• _REQUIREMENT_:
All entries below need to be written out exactly, but without their pictures.

========

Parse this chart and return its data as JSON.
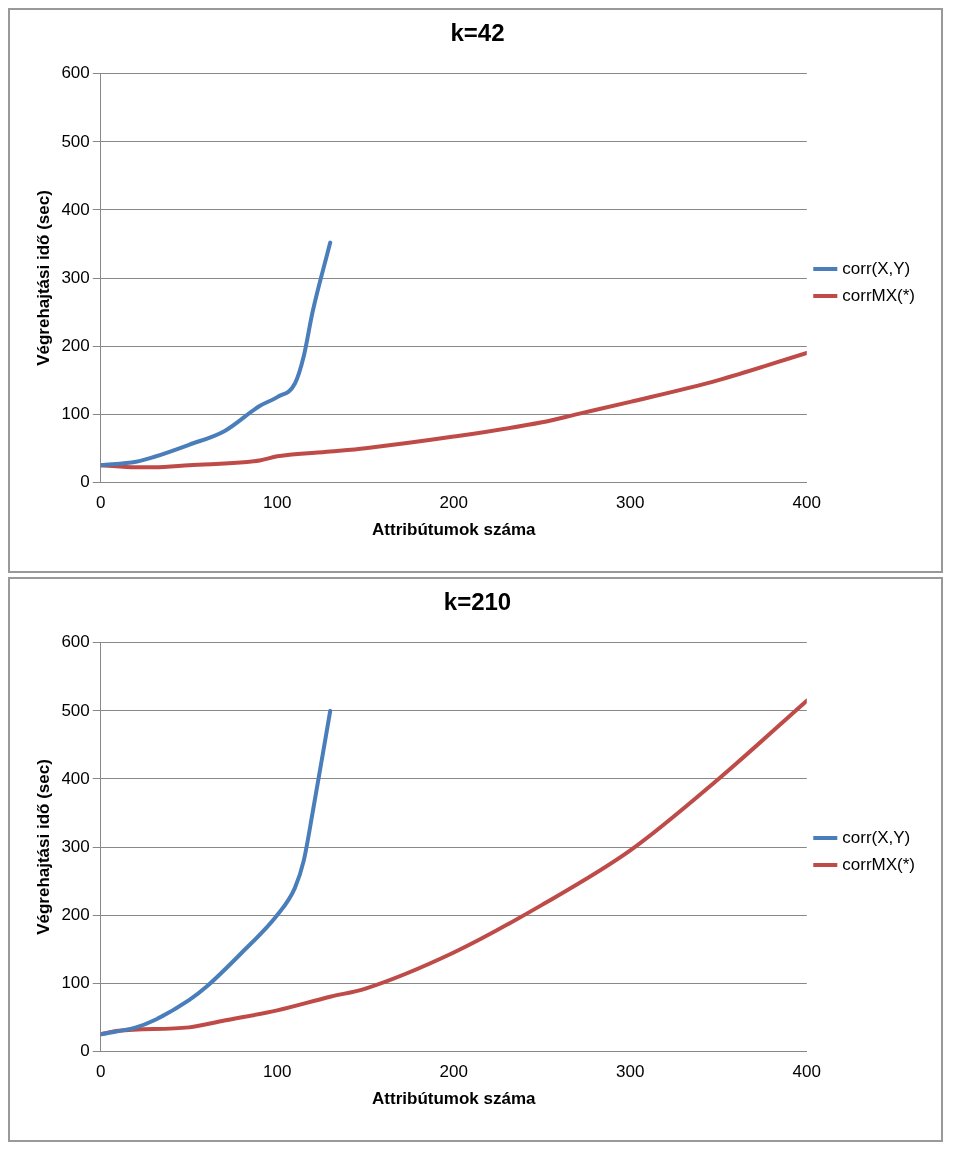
{
  "chart_data": [
    {
      "type": "line",
      "title": "k=42",
      "xlabel": "Attribútumok száma",
      "ylabel": "Végrehajtási idő (sec)",
      "xlim": [
        0,
        400
      ],
      "xticks": [
        0,
        100,
        200,
        300,
        400
      ],
      "ylim": [
        0,
        600
      ],
      "yticks": [
        0,
        100,
        200,
        300,
        400,
        500,
        600
      ],
      "grid": "y",
      "legend": "right",
      "marker": "none",
      "line_style": "solid",
      "series": [
        {
          "name": "corr(X,Y)",
          "color": "#4a7ebb",
          "x": [
            0,
            20,
            30,
            50,
            70,
            90,
            100,
            110,
            115,
            120,
            130
          ],
          "values": [
            25,
            30,
            37,
            55,
            75,
            112,
            125,
            145,
            185,
            250,
            352
          ]
        },
        {
          "name": "corrMX(*)",
          "color": "#be4b48",
          "x": [
            0,
            20,
            30,
            50,
            90,
            100,
            130,
            150,
            200,
            250,
            270,
            300,
            350,
            400
          ],
          "values": [
            25,
            22,
            22,
            25,
            32,
            38,
            45,
            50,
            67,
            88,
            100,
            118,
            150,
            190
          ]
        }
      ]
    },
    {
      "type": "line",
      "title": "k=210",
      "xlabel": "Attribútumok száma",
      "ylabel": "Végrehajtási idő (sec)",
      "xlim": [
        0,
        400
      ],
      "xticks": [
        0,
        100,
        200,
        300,
        400
      ],
      "ylim": [
        0,
        600
      ],
      "yticks": [
        0,
        100,
        200,
        300,
        400,
        500,
        600
      ],
      "grid": "y",
      "legend": "right",
      "marker": "none",
      "line_style": "solid",
      "series": [
        {
          "name": "corr(X,Y)",
          "color": "#4a7ebb",
          "x": [
            0,
            20,
            30,
            50,
            60,
            80,
            100,
            110,
            115,
            120,
            130
          ],
          "values": [
            25,
            35,
            45,
            75,
            95,
            145,
            200,
            240,
            280,
            350,
            500
          ]
        },
        {
          "name": "corrMX(*)",
          "color": "#be4b48",
          "x": [
            0,
            10,
            50,
            70,
            100,
            130,
            150,
            200,
            250,
            300,
            350,
            400
          ],
          "values": [
            25,
            30,
            35,
            45,
            60,
            80,
            92,
            145,
            215,
            295,
            400,
            515
          ]
        }
      ]
    }
  ]
}
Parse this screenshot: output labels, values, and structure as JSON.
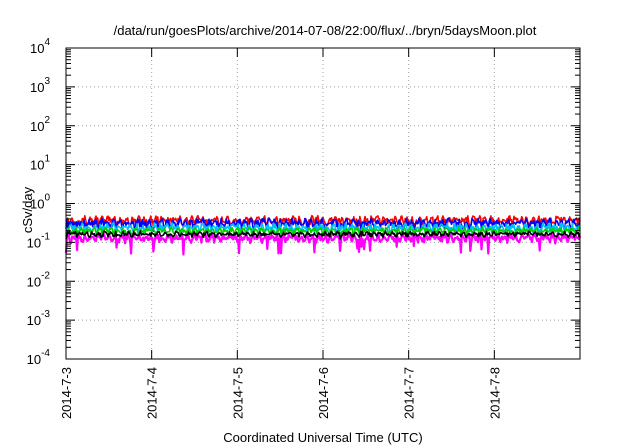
{
  "chart_data": {
    "type": "line",
    "title": "/data/run/goesPlots/archive/2014-07-08/22:00/flux/../bryn/5daysMoon.plot",
    "xlabel": "Coordinated Universal Time (UTC)",
    "ylabel": "cSv/day",
    "x_tick_labels": [
      "2014-7-3",
      "2014-7-4",
      "2014-7-5",
      "2014-7-6",
      "2014-7-7",
      "2014-7-8"
    ],
    "y_tick_labels": [
      {
        "base": "10",
        "exp": "4"
      },
      {
        "base": "10",
        "exp": "3"
      },
      {
        "base": "10",
        "exp": "2"
      },
      {
        "base": "10",
        "exp": "1"
      },
      {
        "base": "10",
        "exp": "0"
      },
      {
        "base": "10",
        "exp": "-1"
      },
      {
        "base": "10",
        "exp": "-2"
      },
      {
        "base": "10",
        "exp": "-3"
      },
      {
        "base": "10",
        "exp": "-4"
      }
    ],
    "xlim": [
      "2014-07-03",
      "2014-07-09"
    ],
    "ylim": [
      0.0001,
      10000
    ],
    "y_scale": "log",
    "grid": true,
    "series": [
      {
        "color": "#ff00ff",
        "base": 0.13,
        "amp": 0.025,
        "dip": 0.5
      },
      {
        "color": "#ff0000",
        "base": 0.37,
        "amp": 0.08,
        "dip": 0.8
      },
      {
        "color": "#0000ff",
        "base": 0.31,
        "amp": 0.07,
        "dip": 0.8
      },
      {
        "color": "#00bfff",
        "base": 0.24,
        "amp": 0.05,
        "dip": 0.85
      },
      {
        "color": "#00d000",
        "base": 0.2,
        "amp": 0.03,
        "dip": 0.9
      },
      {
        "color": "#000000",
        "base": 0.165,
        "amp": 0.02,
        "dip": 0.9
      }
    ]
  }
}
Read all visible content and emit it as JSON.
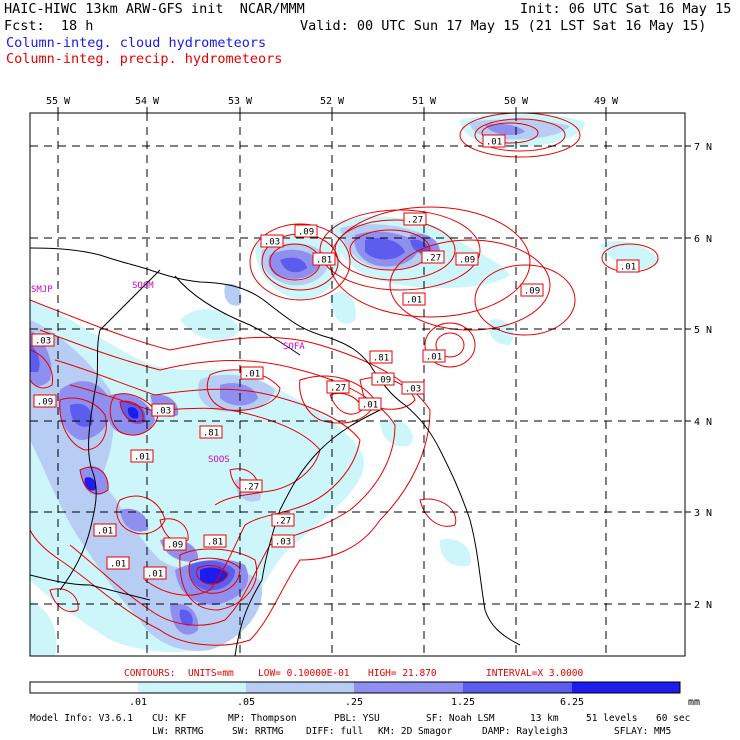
{
  "header": {
    "title_left": "HAIC-HIWC 13km ARW-GFS init  NCAR/MMM",
    "init": "Init: 06 UTC Sat 16 May 15",
    "fcst": "Fcst:  18 h",
    "valid": "Valid: 00 UTC Sun 17 May 15 (21 LST Sat 16 May 15)",
    "field_cloud": "Column-integ. cloud hydrometeors",
    "field_precip": "Column-integ. precip. hydrometeors"
  },
  "colors": {
    "cloud_text": "#1a1ae6",
    "precip_text": "#e60000",
    "contour": "#e60000",
    "shade": [
      "#cdf6fb",
      "#b7cdf4",
      "#8f8ff0",
      "#5c5cee",
      "#1c1cee"
    ]
  },
  "map": {
    "lon_labels": [
      "55 W",
      "54 W",
      "53 W",
      "52 W",
      "51 W",
      "50 W",
      "49 W"
    ],
    "lat_labels": [
      "7 N",
      "6 N",
      "5 N",
      "4 N",
      "3 N",
      "2 N"
    ],
    "stations": [
      "SMJP",
      "SOCM",
      "SOFA",
      "SOOS"
    ],
    "contour_labels": [
      ".01",
      ".03",
      ".09",
      ".27",
      ".81",
      ".27",
      ".09",
      ".01",
      ".09",
      ".01",
      ".03",
      ".01",
      ".81",
      ".01",
      ".03",
      ".27",
      ".09",
      ".01",
      ".03",
      ".09",
      ".81",
      ".01",
      ".27",
      ".27",
      ".03",
      ".01",
      ".09",
      ".81",
      ".01",
      ".01",
      ".03"
    ]
  },
  "contour_info": {
    "contours": "CONTOURS:",
    "units": "UNITS=mm",
    "low": "LOW= 0.10000E-01",
    "high": "HIGH= 21.870",
    "interval": "INTERVAL=X  3.0000"
  },
  "legend": {
    "ticks": [
      ".01",
      ".05",
      ".25",
      "1.25",
      "6.25"
    ],
    "unit": "mm"
  },
  "model_info": {
    "line1": [
      "Model Info: V3.6.1",
      "CU: KF",
      "MP: Thompson",
      "PBL: YSU",
      "SF: Noah LSM",
      "13 km",
      "51 levels",
      "60 sec"
    ],
    "line2": [
      "LW: RRTMG",
      "SW: RRTMG",
      "DIFF: full",
      "KM: 2D Smagor",
      "DAMP: Rayleigh3",
      "SFLAY: MM5"
    ]
  }
}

========

• _RESPONSE TO THIS TASK_:
Parse this chart and return its data as JSON.
{
  "chart_data": [
    {
      "type": "line",
      "title": "k=42",
      "xlabel": "Attribútumok száma",
      "ylabel": "Végrehajtási idő (sec)",
      "xlim": [
        0,
        400
      ],
      "xticks": [
        0,
        100,
        200,
        300,
        400
      ],
      "ylim": [
        0,
        600
      ],
      "yticks": [
        0,
        100,
        200,
        300,
        400,
        500,
        600
      ],
      "grid": "y",
      "legend": "right",
      "marker": "none",
      "line_style": "solid",
      "series": [
        {
          "name": "corr(X,Y)",
          "color": "#4a7ebb",
          "x": [
            0,
            20,
            30,
            50,
            70,
            90,
            100,
            110,
            115,
            120,
            130
          ],
          "values": [
            25,
            30,
            37,
            55,
            75,
            112,
            125,
            145,
            185,
            250,
            352
          ]
        },
        {
          "name": "corrMX(*)",
          "color": "#be4b48",
          "x": [
            0,
            20,
            30,
            50,
            90,
            100,
            130,
            150,
            200,
            250,
            270,
            300,
            350,
            400
          ],
          "values": [
            25,
            22,
            22,
            25,
            32,
            38,
            45,
            50,
            67,
            88,
            100,
            118,
            150,
            190
          ]
        }
      ]
    },
    {
      "type": "line",
      "title": "k=210",
      "xlabel": "Attribútumok száma",
      "ylabel": "Végrehajtási idő (sec)",
      "xlim": [
        0,
        400
      ],
      "xticks": [
        0,
        100,
        200,
        300,
        400
      ],
      "ylim": [
        0,
        600
      ],
      "yticks": [
        0,
        100,
        200,
        300,
        400,
        500,
        600
      ],
      "grid": "y",
      "legend": "right",
      "marker": "none",
      "line_style": "solid",
      "series": [
        {
          "name": "corr(X,Y)",
          "color": "#4a7ebb",
          "x": [
            0,
            20,
            30,
            50,
            60,
            80,
            100,
            110,
            115,
            120,
            130
          ],
          "values": [
            25,
            35,
            45,
            75,
            95,
            145,
            200,
            240,
            280,
            350,
            500
          ]
        },
        {
          "name": "corrMX(*)",
          "color": "#be4b48",
          "x": [
            0,
            10,
            50,
            70,
            100,
            130,
            150,
            200,
            250,
            300,
            350,
            400
          ],
          "values": [
            25,
            30,
            35,
            45,
            60,
            80,
            92,
            145,
            215,
            295,
            400,
            515
          ]
        }
      ]
    }
  ]
}
Parse this screenshot: output labels, values, and structure as JSON.
{
  "chart_data": {
    "type": "line",
    "title": "/data/run/goesPlots/archive/2014-07-08/22:00/flux/../bryn/5daysMoon.plot",
    "xlabel": "Coordinated Universal Time (UTC)",
    "ylabel": "cSv/day",
    "x_tick_labels": [
      "2014-7-3",
      "2014-7-4",
      "2014-7-5",
      "2014-7-6",
      "2014-7-7",
      "2014-7-8"
    ],
    "y_tick_labels": [
      {
        "base": "10",
        "exp": "4"
      },
      {
        "base": "10",
        "exp": "3"
      },
      {
        "base": "10",
        "exp": "2"
      },
      {
        "base": "10",
        "exp": "1"
      },
      {
        "base": "10",
        "exp": "0"
      },
      {
        "base": "10",
        "exp": "-1"
      },
      {
        "base": "10",
        "exp": "-2"
      },
      {
        "base": "10",
        "exp": "-3"
      },
      {
        "base": "10",
        "exp": "-4"
      }
    ],
    "xlim": [
      "2014-07-03",
      "2014-07-09"
    ],
    "ylim": [
      0.0001,
      10000
    ],
    "y_scale": "log",
    "grid": true,
    "series": [
      {
        "color": "#ff00ff",
        "base": 0.13,
        "amp": 0.025,
        "dip": 0.5
      },
      {
        "color": "#ff0000",
        "base": 0.37,
        "amp": 0.08,
        "dip": 0.8
      },
      {
        "color": "#0000ff",
        "base": 0.31,
        "amp": 0.07,
        "dip": 0.8
      },
      {
        "color": "#00bfff",
        "base": 0.24,
        "amp": 0.05,
        "dip": 0.85
      },
      {
        "color": "#00d000",
        "base": 0.2,
        "amp": 0.03,
        "dip": 0.9
      },
      {
        "color": "#000000",
        "base": 0.165,
        "amp": 0.02,
        "dip": 0.9
      }
    ]
  }
}
Read all visible content and emit it as JSON.
{
  "header": {
    "title_left": "HAIC-HIWC 13km ARW-GFS init  NCAR/MMM",
    "init": "Init: 06 UTC Sat 16 May 15",
    "fcst": "Fcst:  18 h",
    "valid": "Valid: 00 UTC Sun 17 May 15 (21 LST Sat 16 May 15)",
    "field_cloud": "Column-integ. cloud hydrometeors",
    "field_precip": "Column-integ. precip. hydrometeors"
  },
  "colors": {
    "cloud_text": "#1a1ae6",
    "precip_text": "#e60000",
    "contour": "#e60000",
    "shade": [
      "#cdf6fb",
      "#b7cdf4",
      "#8f8ff0",
      "#5c5cee",
      "#1c1cee"
    ]
  },
  "map": {
    "lon_labels": [
      "55 W",
      "54 W",
      "53 W",
      "52 W",
      "51 W",
      "50 W",
      "49 W"
    ],
    "lat_labels": [
      "7 N",
      "6 N",
      "5 N",
      "4 N",
      "3 N",
      "2 N"
    ],
    "stations": [
      "SMJP",
      "SOCM",
      "SOFA",
      "SOOS"
    ],
    "contour_labels": [
      ".01",
      ".03",
      ".09",
      ".27",
      ".81",
      ".27",
      ".09",
      ".01",
      ".09",
      ".01",
      ".03",
      ".01",
      ".81",
      ".01",
      ".03",
      ".27",
      ".09",
      ".01",
      ".03",
      ".09",
      ".81",
      ".01",
      ".27",
      ".27",
      ".03",
      ".01",
      ".09",
      ".81",
      ".01",
      ".01",
      ".03"
    ]
  },
  "contour_info": {
    "contours": "CONTOURS:",
    "units": "UNITS=mm",
    "low": "LOW= 0.10000E-01",
    "high": "HIGH= 21.870",
    "interval": "INTERVAL=X  3.0000"
  },
  "legend": {
    "ticks": [
      ".01",
      ".05",
      ".25",
      "1.25",
      "6.25"
    ],
    "unit": "mm"
  },
  "model_info": {
    "line1": [
      "Model Info: V3.6.1",
      "CU: KF",
      "MP: Thompson",
      "PBL: YSU",
      "SF: Noah LSM",
      "13 km",
      "51 levels",
      "60 sec"
    ],
    "line2": [
      "LW: RRTMG",
      "SW: RRTMG",
      "DIFF: full",
      "KM: 2D Smagor",
      "DAMP: Rayleigh3",
      "SFLAY: MM5"
    ]
  }
}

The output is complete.